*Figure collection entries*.
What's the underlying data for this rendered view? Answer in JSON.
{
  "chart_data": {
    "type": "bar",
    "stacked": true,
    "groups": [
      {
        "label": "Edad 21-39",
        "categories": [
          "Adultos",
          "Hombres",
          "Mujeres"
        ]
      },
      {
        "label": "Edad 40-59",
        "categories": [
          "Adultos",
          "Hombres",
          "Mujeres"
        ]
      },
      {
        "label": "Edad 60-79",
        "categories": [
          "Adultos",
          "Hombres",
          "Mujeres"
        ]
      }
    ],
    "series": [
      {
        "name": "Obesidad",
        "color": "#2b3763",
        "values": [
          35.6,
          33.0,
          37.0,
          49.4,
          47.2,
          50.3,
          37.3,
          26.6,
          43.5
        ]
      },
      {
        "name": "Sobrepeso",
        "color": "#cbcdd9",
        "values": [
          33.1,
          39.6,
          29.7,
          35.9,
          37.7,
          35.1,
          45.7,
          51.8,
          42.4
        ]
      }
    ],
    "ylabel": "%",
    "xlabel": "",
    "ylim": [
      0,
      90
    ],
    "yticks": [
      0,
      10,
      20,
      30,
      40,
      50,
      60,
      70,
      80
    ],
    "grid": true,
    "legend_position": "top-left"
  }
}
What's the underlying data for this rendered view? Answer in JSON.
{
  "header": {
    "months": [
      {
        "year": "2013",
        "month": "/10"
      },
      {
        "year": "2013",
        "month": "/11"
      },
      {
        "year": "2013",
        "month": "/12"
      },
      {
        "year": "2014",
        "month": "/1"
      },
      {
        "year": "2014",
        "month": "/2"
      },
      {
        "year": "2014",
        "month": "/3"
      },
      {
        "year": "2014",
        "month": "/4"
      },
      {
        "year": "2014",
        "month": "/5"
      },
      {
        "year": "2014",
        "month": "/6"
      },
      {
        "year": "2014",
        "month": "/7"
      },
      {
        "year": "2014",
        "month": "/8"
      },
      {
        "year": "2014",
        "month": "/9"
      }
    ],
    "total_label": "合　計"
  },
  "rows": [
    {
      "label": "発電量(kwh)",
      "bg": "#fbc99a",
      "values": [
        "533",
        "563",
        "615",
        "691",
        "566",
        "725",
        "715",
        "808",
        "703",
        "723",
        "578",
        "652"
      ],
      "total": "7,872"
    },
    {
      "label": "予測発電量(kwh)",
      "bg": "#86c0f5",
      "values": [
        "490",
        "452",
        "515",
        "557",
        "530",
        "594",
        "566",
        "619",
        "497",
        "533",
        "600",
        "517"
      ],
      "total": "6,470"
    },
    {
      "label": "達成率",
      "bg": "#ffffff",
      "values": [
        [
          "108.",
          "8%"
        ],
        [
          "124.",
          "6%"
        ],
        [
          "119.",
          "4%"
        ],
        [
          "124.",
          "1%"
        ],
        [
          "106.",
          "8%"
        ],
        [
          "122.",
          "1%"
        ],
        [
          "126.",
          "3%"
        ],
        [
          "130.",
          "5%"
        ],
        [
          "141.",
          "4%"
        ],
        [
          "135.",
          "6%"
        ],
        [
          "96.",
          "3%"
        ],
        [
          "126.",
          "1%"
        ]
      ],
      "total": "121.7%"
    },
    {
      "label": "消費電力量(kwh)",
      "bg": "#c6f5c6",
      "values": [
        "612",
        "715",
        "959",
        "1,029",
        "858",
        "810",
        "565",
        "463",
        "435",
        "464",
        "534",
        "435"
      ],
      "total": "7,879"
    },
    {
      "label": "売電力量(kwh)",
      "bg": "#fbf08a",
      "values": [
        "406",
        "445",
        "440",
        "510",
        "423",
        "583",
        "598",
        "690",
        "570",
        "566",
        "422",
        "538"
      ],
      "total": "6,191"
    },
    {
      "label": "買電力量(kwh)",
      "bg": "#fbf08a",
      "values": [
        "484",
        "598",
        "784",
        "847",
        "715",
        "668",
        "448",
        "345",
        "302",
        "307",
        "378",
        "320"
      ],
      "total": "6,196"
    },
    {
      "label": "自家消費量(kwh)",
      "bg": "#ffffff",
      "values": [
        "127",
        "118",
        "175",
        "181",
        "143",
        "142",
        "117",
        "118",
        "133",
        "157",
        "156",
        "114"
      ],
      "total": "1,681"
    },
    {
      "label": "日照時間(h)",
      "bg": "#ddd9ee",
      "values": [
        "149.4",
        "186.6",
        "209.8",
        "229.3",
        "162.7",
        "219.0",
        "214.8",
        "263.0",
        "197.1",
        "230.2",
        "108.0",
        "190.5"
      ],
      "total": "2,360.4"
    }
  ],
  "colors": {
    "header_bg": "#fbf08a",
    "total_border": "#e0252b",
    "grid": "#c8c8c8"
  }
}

*Instruction*. Reproduce all the records precisely.

*Full answer*.
What's the underlying data for this rendered view? Answer in JSON.
{
  "chart_data": {
    "type": "bar",
    "stacked": true,
    "groups": [
      {
        "label": "Edad 21-39",
        "categories": [
          "Adultos",
          "Hombres",
          "Mujeres"
        ]
      },
      {
        "label": "Edad 40-59",
        "categories": [
          "Adultos",
          "Hombres",
          "Mujeres"
        ]
      },
      {
        "label": "Edad 60-79",
        "categories": [
          "Adultos",
          "Hombres",
          "Mujeres"
        ]
      }
    ],
    "series": [
      {
        "name": "Obesidad",
        "color": "#2b3763",
        "values": [
          35.6,
          33.0,
          37.0,
          49.4,
          47.2,
          50.3,
          37.3,
          26.6,
          43.5
        ]
      },
      {
        "name": "Sobrepeso",
        "color": "#cbcdd9",
        "values": [
          33.1,
          39.6,
          29.7,
          35.9,
          37.7,
          35.1,
          45.7,
          51.8,
          42.4
        ]
      }
    ],
    "ylabel": "%",
    "xlabel": "",
    "ylim": [
      0,
      90
    ],
    "yticks": [
      0,
      10,
      20,
      30,
      40,
      50,
      60,
      70,
      80
    ],
    "grid": true,
    "legend_position": "top-left"
  }
}
What's the underlying data for this rendered view? Answer in JSON.
{
  "header": {
    "months": [
      {
        "year": "2013",
        "month": "/10"
      },
      {
        "year": "2013",
        "month": "/11"
      },
      {
        "year": "2013",
        "month": "/12"
      },
      {
        "year": "2014",
        "month": "/1"
      },
      {
        "year": "2014",
        "month": "/2"
      },
      {
        "year": "2014",
        "month": "/3"
      },
      {
        "year": "2014",
        "month": "/4"
      },
      {
        "year": "2014",
        "month": "/5"
      },
      {
        "year": "2014",
        "month": "/6"
      },
      {
        "year": "2014",
        "month": "/7"
      },
      {
        "year": "2014",
        "month": "/8"
      },
      {
        "year": "2014",
        "month": "/9"
      }
    ],
    "total_label": "合　計"
  },
  "rows": [
    {
      "label": "発電量(kwh)",
      "bg": "#fbc99a",
      "values": [
        "533",
        "563",
        "615",
        "691",
        "566",
        "725",
        "715",
        "808",
        "703",
        "723",
        "578",
        "652"
      ],
      "total": "7,872"
    },
    {
      "label": "予測発電量(kwh)",
      "bg": "#86c0f5",
      "values": [
        "490",
        "452",
        "515",
        "557",
        "530",
        "594",
        "566",
        "619",
        "497",
        "533",
        "600",
        "517"
      ],
      "total": "6,470"
    },
    {
      "label": "達成率",
      "bg": "#ffffff",
      "values": [
        [
          "108.",
          "8%"
        ],
        [
          "124.",
          "6%"
        ],
        [
          "119.",
          "4%"
        ],
        [
          "124.",
          "1%"
        ],
        [
          "106.",
          "8%"
        ],
        [
          "122.",
          "1%"
        ],
        [
          "126.",
          "3%"
        ],
        [
          "130.",
          "5%"
        ],
        [
          "141.",
          "4%"
        ],
        [
          "135.",
          "6%"
        ],
        [
          "96.",
          "3%"
        ],
        [
          "126.",
          "1%"
        ]
      ],
      "total": "121.7%"
    },
    {
      "label": "消費電力量(kwh)",
      "bg": "#c6f5c6",
      "values": [
        "612",
        "715",
        "959",
        "1,029",
        "858",
        "810",
        "565",
        "463",
        "435",
        "464",
        "534",
        "435"
      ],
      "total": "7,879"
    },
    {
      "label": "売電力量(kwh)",
      "bg": "#fbf08a",
      "values": [
        "406",
        "445",
        "440",
        "510",
        "423",
        "583",
        "598",
        "690",
        "570",
        "566",
        "422",
        "538"
      ],
      "total": "6,191"
    },
    {
      "label": "買電力量(kwh)",
      "bg": "#fbf08a",
      "values": [
        "484",
        "598",
        "784",
        "847",
        "715",
        "668",
        "448",
        "345",
        "302",
        "307",
        "378",
        "320"
      ],
      "total": "6,196"
    },
    {
      "label": "自家消費量(kwh)",
      "bg": "#ffffff",
      "values": [
        "127",
        "118",
        "175",
        "181",
        "143",
        "142",
        "117",
        "118",
        "133",
        "157",
        "156",
        "114"
      ],
      "total": "1,681"
    },
    {
      "label": "日照時間(h)",
      "bg": "#ddd9ee",
      "values": [
        "149.4",
        "186.6",
        "209.8",
        "229.3",
        "162.7",
        "219.0",
        "214.8",
        "263.0",
        "197.1",
        "230.2",
        "108.0",
        "190.5"
      ],
      "total": "2,360.4"
    }
  ],
  "colors": {
    "header_bg": "#fbf08a",
    "total_border": "#e0252b",
    "grid": "#c8c8c8"
  }
}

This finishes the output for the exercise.